SHORT PROBLEM
Below are some records; give them all again exactly, but not the pictures.

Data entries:
- - - -

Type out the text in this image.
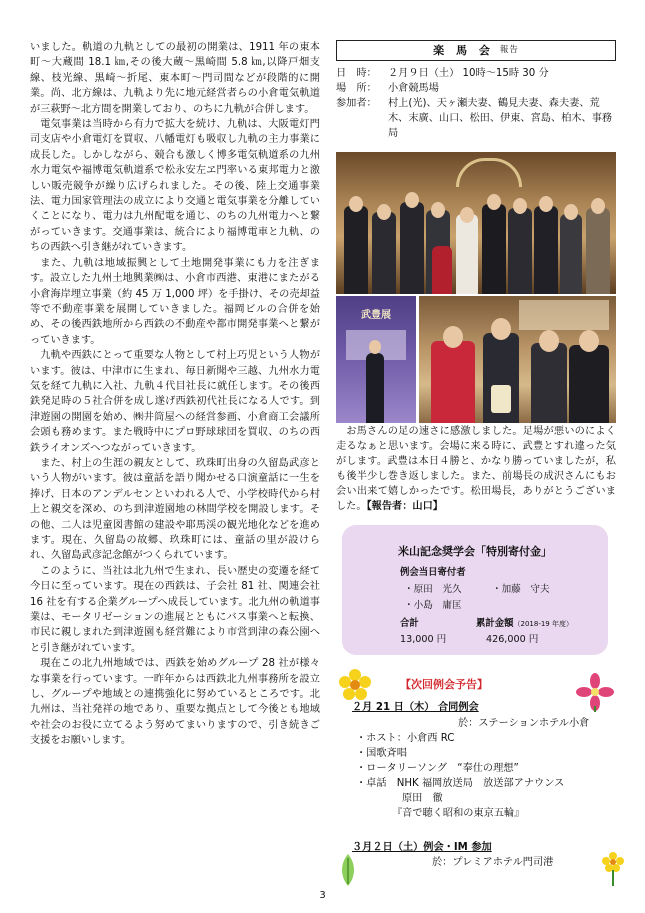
いました。軌道の九軌としての最初の開業は、1911 年の東本町〜大蔵間 18.1 ㎞,その後大蔵〜黒崎間 5.8 ㎞,以降戸畑支線、枝光線、黒崎〜折尾、東本町〜門司間などが段階的に開業。尚、北方線は、九軌より先に地元経営者らの小倉電気軌道が三萩野〜北方間を開業しており、のちに九軌が合併します。

電気事業は当時から有力で拡大を続け、九軌は、大阪電灯門司支店や小倉電灯を買収、八幡電灯も吸収し九軌の主力事業に成長した。しかしながら、競合も激しく博多電気軌道系の九州水力電気や福博電気軌道系で松永安左ヱ門率いる東邦電力と激しい販売競争が繰り広げられました。その後、陸上交通事業法、電力国家管理法の成立により交通と電気事業を分離していくことになり、電力は九州配電を通じ、のちの九州電力へと繋がっていきます。交通事業は、統合により福博電車と九軌、のちの西鉄へ引き継がれていきます。

また、九軌は地域振興として土地開発事業にも力を注ぎます。設立した九州土地興業㈱は、小倉市西港、東港にまたがる小倉海岸埋立事業（約 45 万 1,000 坪）を手掛け、その売却益等で不動産事業を展開していきました。福岡ビルの合併を始め、その後西鉄地所から西鉄の不動産や都市開発事業へと繋がっていきます。

九軌や西鉄にとって重要な人物として村上巧児という人物がいます。彼は、中津市に生まれ、毎日新聞や三越、九州水力電気を経て九軌に入社、九軌４代目社長に就任します。その後西鉄発足時の５社合併を成し遂げ西鉄初代社長になる人です。到津遊園の開園を始め、㈱井筒屋への経営参画、小倉商工会議所会頭も務めます。また戦時中にプロ野球球団を買収、のちの西鉄ライオンズへつながっていきます。

また、村上の生涯の親友として、玖珠町出身の久留島武彦という人物がいます。彼は童話を語り聞かせる口演童話に一生を捧げ、日本のアンデルセンといわれる人で、小学校時代から村上と親交を深め、のち到津遊園地の林間学校を開設します。その他、二人は児童図書館の建設や耶馬渓の観光地化などを進めます。現在、久留島の故郷、玖珠町には、童話の里が設けられ、久留島武彦記念館がつくられています。

このように、当社は北九州で生まれ、長い歴史の変遷を経て今日に至っています。現在の西鉄は、子会社 81 社、関連会社 16 社を有する企業グループへ成長しています。北九州の軌道事業は、モータリゼーションの進展とともにバス事業へと転換、市民に親しまれた到津遊園も経営難により市営到津の森公園へと引き継がれています。

現在この北九州地域では、西鉄を始めグループ 28 社が様々な事業を行っています。一昨年からは西鉄北九州事務所を設立し、グループや地域との連携強化に努めているところです。北九州は、当社発祥の地であり、重要な拠点として今後とも地域や社会のお役に立てるよう努めてまいりますので、引き続きご支援をお願いします。

楽 馬 会 報告
日　時：	２月９日（土） 10時〜15時 30 分
場　所：	小倉競馬場
参加者：	村上(光)、天ヶ瀬夫妻、鶴見夫妻、森夫妻、荒木、末廣、山口、松田、伊東、宮島、柏木、事務局
武豊展
お馬さんの足の速さに感激しました。足場が悪いのによく走るなぁと思います。会場に来る時に、武豊とすれ違った気がします。武豊は本日４勝と、かなり勝っていましたが，私も後半少し巻き返しました。また、前場長の成沢さんにもお会い出来て嬉しかったです。松田場長，ありがとうございました。【報告者：山口】
米山記念奨学会「特別寄付金」
例会当日寄付者
・原田　光久	・加藤　守夫
・小島　庸匡
合計	累計金額（2018-19 年度）
13,000 円	426,000 円
【次回例会予告】
２月 21 日（木） 合同例会
於：ステーションホテル小倉
・ホスト：小倉西 RC
・国歌斉唱
・ロータリーソング　“奉仕の理想”
・卓話　NHK 福岡放送局　放送部アナウンス
原田　徹
『音で聴く昭和の東京五輪』
３月２日（土）例会・IM 参加
於：プレミアホテル門司港
3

- - - -

RESULT OF THE TASK
Type out the text in this image.
いました。軌道の九軌としての最初の開業は、1911 年の東本町〜大蔵間 18.1 ㎞,その後大蔵〜黒崎間 5.8 ㎞,以降戸畑支線、枝光線、黒崎〜折尾、東本町〜門司間などが段階的に開業。尚、北方線は、九軌より先に地元経営者らの小倉電気軌道が三萩野〜北方間を開業しており、のちに九軌が合併します。

電気事業は当時から有力で拡大を続け、九軌は、大阪電灯門司支店や小倉電灯を買収、八幡電灯も吸収し九軌の主力事業に成長した。しかしながら、競合も激しく博多電気軌道系の九州水力電気や福博電気軌道系で松永安左ヱ門率いる東邦電力と激しい販売競争が繰り広げられました。その後、陸上交通事業法、電力国家管理法の成立により交通と電気事業を分離していくことになり、電力は九州配電を通じ、のちの九州電力へと繋がっていきます。交通事業は、統合により福博電車と九軌、のちの西鉄へ引き継がれていきます。

また、九軌は地域振興として土地開発事業にも力を注ぎます。設立した九州土地興業㈱は、小倉市西港、東港にまたがる小倉海岸埋立事業（約 45 万 1,000 坪）を手掛け、その売却益等で不動産事業を展開していきました。福岡ビルの合併を始め、その後西鉄地所から西鉄の不動産や都市開発事業へと繋がっていきます。

九軌や西鉄にとって重要な人物として村上巧児という人物がいます。彼は、中津市に生まれ、毎日新聞や三越、九州水力電気を経て九軌に入社、九軌４代目社長に就任します。その後西鉄発足時の５社合併を成し遂げ西鉄初代社長になる人です。到津遊園の開園を始め、㈱井筒屋への経営参画、小倉商工会議所会頭も務めます。また戦時中にプロ野球球団を買収、のちの西鉄ライオンズへつながっていきます。

また、村上の生涯の親友として、玖珠町出身の久留島武彦という人物がいます。彼は童話を語り聞かせる口演童話に一生を捧げ、日本のアンデルセンといわれる人で、小学校時代から村上と親交を深め、のち到津遊園地の林間学校を開設します。その他、二人は児童図書館の建設や耶馬渓の観光地化などを進めます。現在、久留島の故郷、玖珠町には、童話の里が設けられ、久留島武彦記念館がつくられています。

このように、当社は北九州で生まれ、長い歴史の変遷を経て今日に至っています。現在の西鉄は、子会社 81 社、関連会社 16 社を有する企業グループへ成長しています。北九州の軌道事業は、モータリゼーションの進展とともにバス事業へと転換、市民に親しまれた到津遊園も経営難により市営到津の森公園へと引き継がれています。

現在この北九州地域では、西鉄を始めグループ 28 社が様々な事業を行っています。一昨年からは西鉄北九州事務所を設立し、グループや地域との連携強化に努めているところです。北九州は、当社発祥の地であり、重要な拠点として今後とも地域や社会のお役に立てるよう努めてまいりますので、引き続きご支援をお願いします。

楽 馬 会 報告
日　時：	２月９日（土） 10時〜15時 30 分
場　所：	小倉競馬場
参加者：	村上(光)、天ヶ瀬夫妻、鶴見夫妻、森夫妻、荒木、末廣、山口、松田、伊東、宮島、柏木、事務局
武豊展
お馬さんの足の速さに感激しました。足場が悪いのによく走るなぁと思います。会場に来る時に、武豊とすれ違った気がします。武豊は本日４勝と、かなり勝っていましたが，私も後半少し巻き返しました。また、前場長の成沢さんにもお会い出来て嬉しかったです。松田場長，ありがとうございました。【報告者：山口】
米山記念奨学会「特別寄付金」
例会当日寄付者
・原田　光久	・加藤　守夫
・小島　庸匡
合計	累計金額（2018-19 年度）
13,000 円	426,000 円
【次回例会予告】
２月 21 日（木） 合同例会
於：ステーションホテル小倉
・ホスト：小倉西 RC
・国歌斉唱
・ロータリーソング　“奉仕の理想”
・卓話　NHK 福岡放送局　放送部アナウンス
原田　徹
『音で聴く昭和の東京五輪』
３月２日（土）例会・IM 参加
於：プレミアホテル門司港
3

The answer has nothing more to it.